Could every line of the data be printed exactly as it reads?

══════

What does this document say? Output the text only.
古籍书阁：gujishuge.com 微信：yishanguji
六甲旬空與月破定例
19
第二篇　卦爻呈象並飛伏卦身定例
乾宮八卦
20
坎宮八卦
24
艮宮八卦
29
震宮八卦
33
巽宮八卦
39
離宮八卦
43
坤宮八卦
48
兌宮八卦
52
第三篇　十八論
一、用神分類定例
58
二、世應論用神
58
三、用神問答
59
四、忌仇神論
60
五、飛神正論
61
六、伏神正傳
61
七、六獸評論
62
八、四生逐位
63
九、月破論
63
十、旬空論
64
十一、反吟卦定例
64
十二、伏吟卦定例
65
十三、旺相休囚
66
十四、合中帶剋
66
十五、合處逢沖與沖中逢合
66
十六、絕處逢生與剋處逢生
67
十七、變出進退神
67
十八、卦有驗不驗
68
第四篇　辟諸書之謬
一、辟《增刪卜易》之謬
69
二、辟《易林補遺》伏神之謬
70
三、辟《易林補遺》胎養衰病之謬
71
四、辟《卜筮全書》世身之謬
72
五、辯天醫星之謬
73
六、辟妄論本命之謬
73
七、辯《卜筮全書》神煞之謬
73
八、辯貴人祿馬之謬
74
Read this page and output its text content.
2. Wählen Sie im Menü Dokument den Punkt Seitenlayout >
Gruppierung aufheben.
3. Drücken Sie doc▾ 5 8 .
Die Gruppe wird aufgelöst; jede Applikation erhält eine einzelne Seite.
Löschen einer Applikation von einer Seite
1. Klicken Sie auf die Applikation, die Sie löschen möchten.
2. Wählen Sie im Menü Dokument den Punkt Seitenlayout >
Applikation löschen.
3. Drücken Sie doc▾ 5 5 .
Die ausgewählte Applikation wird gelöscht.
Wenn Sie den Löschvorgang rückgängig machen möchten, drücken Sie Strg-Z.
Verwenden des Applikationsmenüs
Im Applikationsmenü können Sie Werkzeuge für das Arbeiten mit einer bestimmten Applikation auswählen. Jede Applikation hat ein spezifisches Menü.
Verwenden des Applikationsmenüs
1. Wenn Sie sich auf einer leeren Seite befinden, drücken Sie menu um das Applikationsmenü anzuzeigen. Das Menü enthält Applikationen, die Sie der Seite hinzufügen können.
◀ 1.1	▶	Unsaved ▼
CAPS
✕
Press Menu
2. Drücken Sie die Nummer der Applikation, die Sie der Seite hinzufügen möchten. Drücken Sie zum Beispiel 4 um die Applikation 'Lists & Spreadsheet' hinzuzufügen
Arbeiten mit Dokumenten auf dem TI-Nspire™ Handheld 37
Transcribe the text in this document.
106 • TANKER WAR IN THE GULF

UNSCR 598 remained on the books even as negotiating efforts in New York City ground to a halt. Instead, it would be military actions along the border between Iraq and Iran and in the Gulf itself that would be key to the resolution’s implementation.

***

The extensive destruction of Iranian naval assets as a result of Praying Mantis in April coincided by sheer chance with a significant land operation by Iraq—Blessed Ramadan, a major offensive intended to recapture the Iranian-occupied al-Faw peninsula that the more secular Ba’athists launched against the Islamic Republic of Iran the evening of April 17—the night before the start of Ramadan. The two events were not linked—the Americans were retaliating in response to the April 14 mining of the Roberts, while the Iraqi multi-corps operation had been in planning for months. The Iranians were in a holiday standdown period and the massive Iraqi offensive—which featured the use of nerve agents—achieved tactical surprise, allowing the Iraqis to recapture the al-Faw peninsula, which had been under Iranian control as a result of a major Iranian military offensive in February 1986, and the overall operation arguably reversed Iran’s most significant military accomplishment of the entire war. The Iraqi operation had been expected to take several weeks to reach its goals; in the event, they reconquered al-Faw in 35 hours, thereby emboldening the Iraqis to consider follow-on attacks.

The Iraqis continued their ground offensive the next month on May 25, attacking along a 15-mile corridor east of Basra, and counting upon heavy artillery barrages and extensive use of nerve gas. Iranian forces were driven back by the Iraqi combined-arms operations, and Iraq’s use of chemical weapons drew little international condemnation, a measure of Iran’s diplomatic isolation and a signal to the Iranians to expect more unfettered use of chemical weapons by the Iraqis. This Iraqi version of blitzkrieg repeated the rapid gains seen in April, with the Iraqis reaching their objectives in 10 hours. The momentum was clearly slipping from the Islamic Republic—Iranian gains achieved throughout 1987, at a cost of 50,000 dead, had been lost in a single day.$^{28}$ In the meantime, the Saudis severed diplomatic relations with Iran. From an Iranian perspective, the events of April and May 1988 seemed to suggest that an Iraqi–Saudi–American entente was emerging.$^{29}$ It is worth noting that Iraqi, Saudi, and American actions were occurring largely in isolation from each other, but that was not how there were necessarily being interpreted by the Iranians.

══════

■ Task response:
What does this document say? Output the text only.
古籍书阁：gujishuge.com 微信：yishanguji
六甲旬空與月破定例
19
第二篇　卦爻呈象並飛伏卦身定例
乾宮八卦
20
坎宮八卦
24
艮宮八卦
29
震宮八卦
33
巽宮八卦
39
離宮八卦
43
坤宮八卦
48
兌宮八卦
52
第三篇　十八論
一、用神分類定例
58
二、世應論用神
58
三、用神問答
59
四、忌仇神論
60
五、飛神正論
61
六、伏神正傳
61
七、六獸評論
62
八、四生逐位
63
九、月破論
63
十、旬空論
64
十一、反吟卦定例
64
十二、伏吟卦定例
65
十三、旺相休囚
66
十四、合中帶剋
66
十五、合處逢沖與沖中逢合
66
十六、絕處逢生與剋處逢生
67
十七、變出進退神
67
十八、卦有驗不驗
68
第四篇　辟諸書之謬
一、辟《增刪卜易》之謬
69
二、辟《易林補遺》伏神之謬
70
三、辟《易林補遺》胎養衰病之謬
71
四、辟《卜筮全書》世身之謬
72
五、辯天醫星之謬
73
六、辟妄論本命之謬
73
七、辯《卜筮全書》神煞之謬
73
八、辯貴人祿馬之謬
74
Read this page and output its text content.
2. Wählen Sie im Menü Dokument den Punkt Seitenlayout >
Gruppierung aufheben.
3. Drücken Sie doc▾ 5 8 .
Die Gruppe wird aufgelöst; jede Applikation erhält eine einzelne Seite.
Löschen einer Applikation von einer Seite
1. Klicken Sie auf die Applikation, die Sie löschen möchten.
2. Wählen Sie im Menü Dokument den Punkt Seitenlayout >
Applikation löschen.
3. Drücken Sie doc▾ 5 5 .
Die ausgewählte Applikation wird gelöscht.
Wenn Sie den Löschvorgang rückgängig machen möchten, drücken Sie Strg-Z.
Verwenden des Applikationsmenüs
Im Applikationsmenü können Sie Werkzeuge für das Arbeiten mit einer bestimmten Applikation auswählen. Jede Applikation hat ein spezifisches Menü.
Verwenden des Applikationsmenüs
1. Wenn Sie sich auf einer leeren Seite befinden, drücken Sie menu um das Applikationsmenü anzuzeigen. Das Menü enthält Applikationen, die Sie der Seite hinzufügen können.
◀ 1.1	▶	Unsaved ▼
CAPS
✕
Press Menu
2. Drücken Sie die Nummer der Applikation, die Sie der Seite hinzufügen möchten. Drücken Sie zum Beispiel 4 um die Applikation 'Lists & Spreadsheet' hinzuzufügen
Arbeiten mit Dokumenten auf dem TI-Nspire™ Handheld 37
Transcribe the text in this document.
106 • TANKER WAR IN THE GULF

UNSCR 598 remained on the books even as negotiating efforts in New York City ground to a halt. Instead, it would be military actions along the border between Iraq and Iran and in the Gulf itself that would be key to the resolution’s implementation.

***

The extensive destruction of Iranian naval assets as a result of Praying Mantis in April coincided by sheer chance with a significant land operation by Iraq—Blessed Ramadan, a major offensive intended to recapture the Iranian-occupied al-Faw peninsula that the more secular Ba’athists launched against the Islamic Republic of Iran the evening of April 17—the night before the start of Ramadan. The two events were not linked—the Americans were retaliating in response to the April 14 mining of the Roberts, while the Iraqi multi-corps operation had been in planning for months. The Iranians were in a holiday standdown period and the massive Iraqi offensive—which featured the use of nerve agents—achieved tactical surprise, allowing the Iraqis to recapture the al-Faw peninsula, which had been under Iranian control as a result of a major Iranian military offensive in February 1986, and the overall operation arguably reversed Iran’s most significant military accomplishment of the entire war. The Iraqi operation had been expected to take several weeks to reach its goals; in the event, they reconquered al-Faw in 35 hours, thereby emboldening the Iraqis to consider follow-on attacks.

The Iraqis continued their ground offensive the next month on May 25, attacking along a 15-mile corridor east of Basra, and counting upon heavy artillery barrages and extensive use of nerve gas. Iranian forces were driven back by the Iraqi combined-arms operations, and Iraq’s use of chemical weapons drew little international condemnation, a measure of Iran’s diplomatic isolation and a signal to the Iranians to expect more unfettered use of chemical weapons by the Iraqis. This Iraqi version of blitzkrieg repeated the rapid gains seen in April, with the Iraqis reaching their objectives in 10 hours. The momentum was clearly slipping from the Islamic Republic—Iranian gains achieved throughout 1987, at a cost of 50,000 dead, had been lost in a single day.$^{28}$ In the meantime, the Saudis severed diplomatic relations with Iran. From an Iranian perspective, the events of April and May 1988 seemed to suggest that an Iraqi–Saudi–American entente was emerging.$^{29}$ It is worth noting that Iraqi, Saudi, and American actions were occurring largely in isolation from each other, but that was not how there were necessarily being interpreted by the Iranians.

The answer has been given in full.